** start RECORDS TO PROCESS **

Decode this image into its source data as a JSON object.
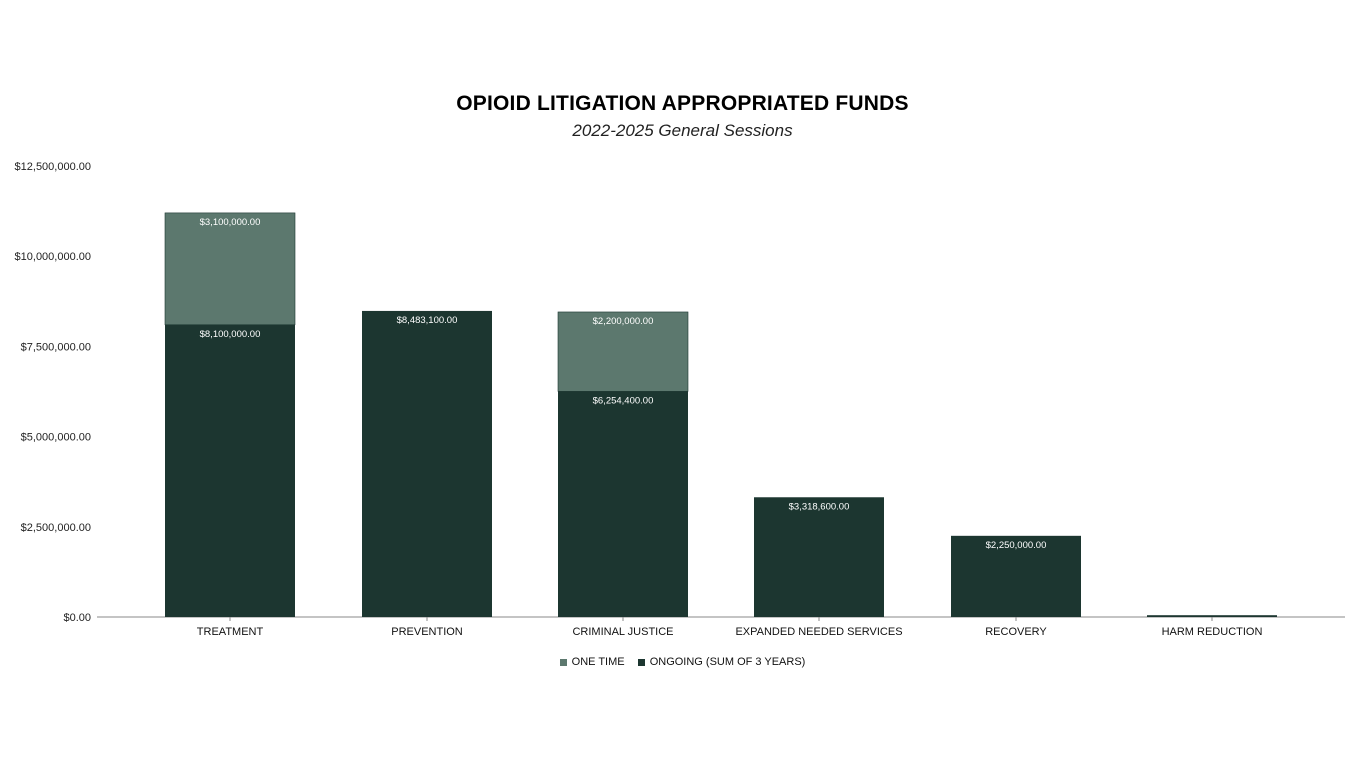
{
  "colors": {
    "one_time": "#5c786e",
    "ongoing": "#1c3630",
    "axis": "#888888"
  },
  "chart_data": {
    "type": "bar",
    "stacked": true,
    "title": "OPIOID LITIGATION APPROPRIATED FUNDS",
    "subtitle": "2022-2025 General Sessions",
    "categories": [
      "TREATMENT",
      "PREVENTION",
      "CRIMINAL JUSTICE",
      "EXPANDED NEEDED SERVICES",
      "RECOVERY",
      "HARM REDUCTION"
    ],
    "series": [
      {
        "name": "ONGOING (SUM OF 3 YEARS)",
        "values": [
          8100000,
          8483100,
          6254400,
          3318600,
          2250000,
          50000
        ],
        "labels": [
          "$8,100,000.00",
          "$8,483,100.00",
          "$6,254,400.00",
          "$3,318,600.00",
          "$2,250,000.00",
          ""
        ]
      },
      {
        "name": "ONE TIME",
        "values": [
          3100000,
          0,
          2200000,
          0,
          0,
          0
        ],
        "labels": [
          "$3,100,000.00",
          "",
          "$2,200,000.00",
          "",
          "",
          ""
        ]
      }
    ],
    "ylim": [
      0,
      12500000
    ],
    "yticks": [
      0,
      2500000,
      5000000,
      7500000,
      10000000,
      12500000
    ],
    "ytick_labels": [
      "$0.00",
      "$2,500,000.00",
      "$5,000,000.00",
      "$7,500,000.00",
      "$10,000,000.00",
      "$12,500,000.00"
    ],
    "grid": false,
    "legend_position": "bottom"
  },
  "legend": {
    "one_time_label": "ONE TIME",
    "ongoing_label": "ONGOING (SUM OF 3 YEARS)"
  }
}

** end RECORDS TO PROCESS **

Each line of the data that includes the word "name" counts once; report the total and nothing more.

> **THE RESULT**
2